# start of Available data

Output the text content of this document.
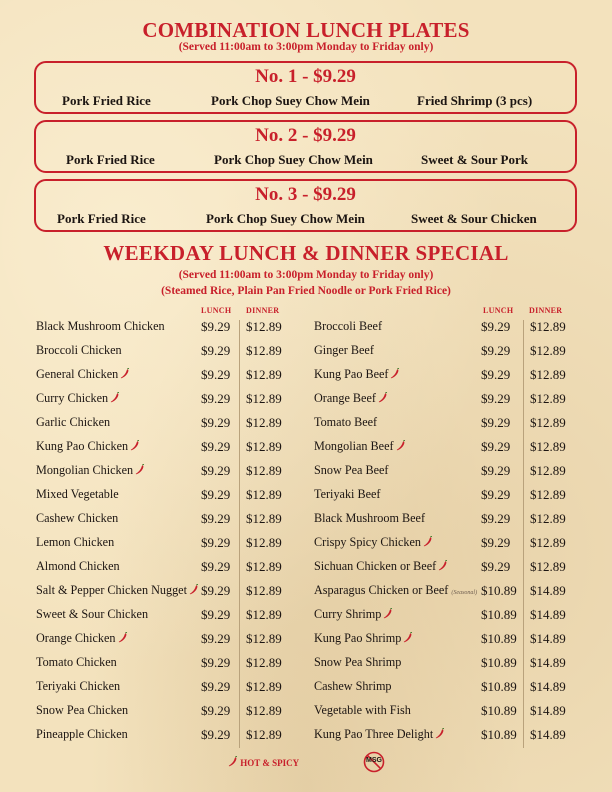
COMBINATION LUNCH PLATES
(Served 11:00am to 3:00pm Monday to Friday only)
No. 1 - $9.29
Pork Fried Rice	Pork Chop Suey Chow Mein	Fried Shrimp (3 pcs)
No. 2 - $9.29
Pork Fried Rice	Pork Chop Suey Chow Mein	Sweet & Sour Pork
No. 3 - $9.29
Pork Fried Rice	Pork Chop Suey Chow Mein	Sweet & Sour Chicken
WEEKDAY LUNCH & DINNER SPECIAL
(Served 11:00am to 3:00pm Monday to Friday only)
(Steamed Rice, Plain Pan Fried Noodle or Pork Fried Rice)
LUNCH DINNER	LUNCH DINNER
Black Mushroom Chicken	$9.29 $12.89
Broccoli Chicken	$9.29 $12.89
General Chicken	$9.29 $12.89
Curry Chicken	$9.29 $12.89
Garlic Chicken	$9.29 $12.89
Kung Pao Chicken	$9.29 $12.89
Mongolian Chicken	$9.29 $12.89
Mixed Vegetable	$9.29 $12.89
Cashew Chicken	$9.29 $12.89
Lemon Chicken	$9.29 $12.89
Almond Chicken	$9.29 $12.89
Salt & Pepper Chicken Nugget	$9.29 $12.89
Sweet & Sour Chicken	$9.29 $12.89
Orange Chicken	$9.29 $12.89
Tomato Chicken	$9.29 $12.89
Teriyaki Chicken	$9.29 $12.89
Snow Pea Chicken	$9.29 $12.89
Pineapple Chicken	$9.29 $12.89
Broccoli Beef	$9.29 $12.89
Ginger Beef	$9.29 $12.89
Kung Pao Beef	$9.29 $12.89
Orange Beef	$9.29 $12.89
Tomato Beef	$9.29 $12.89
Mongolian Beef	$9.29 $12.89
Snow Pea Beef	$9.29 $12.89
Teriyaki Beef	$9.29 $12.89
Black Mushroom Beef	$9.29 $12.89
Crispy Spicy Chicken	$9.29 $12.89
Sichuan Chicken or Beef	$9.29 $12.89
Asparagus Chicken or Beef (Seasonal) $10.89 $14.89
Curry Shrimp	$10.89 $14.89
Kung Pao Shrimp	$10.89 $14.89
Snow Pea Shrimp	$10.89 $14.89
Cashew Shrimp	$10.89 $14.89
Vegetable with Fish	$10.89 $14.89
Kung Pao Three Delight	$10.89 $14.89
HOT & SPICY	MSG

# end of Available data

Requirements:
Return each line of the listing that holds the string "DINNER".

The response:
WEEKDAY LUNCH & DINNER SPECIAL
LUNCH DINNER	LUNCH DINNER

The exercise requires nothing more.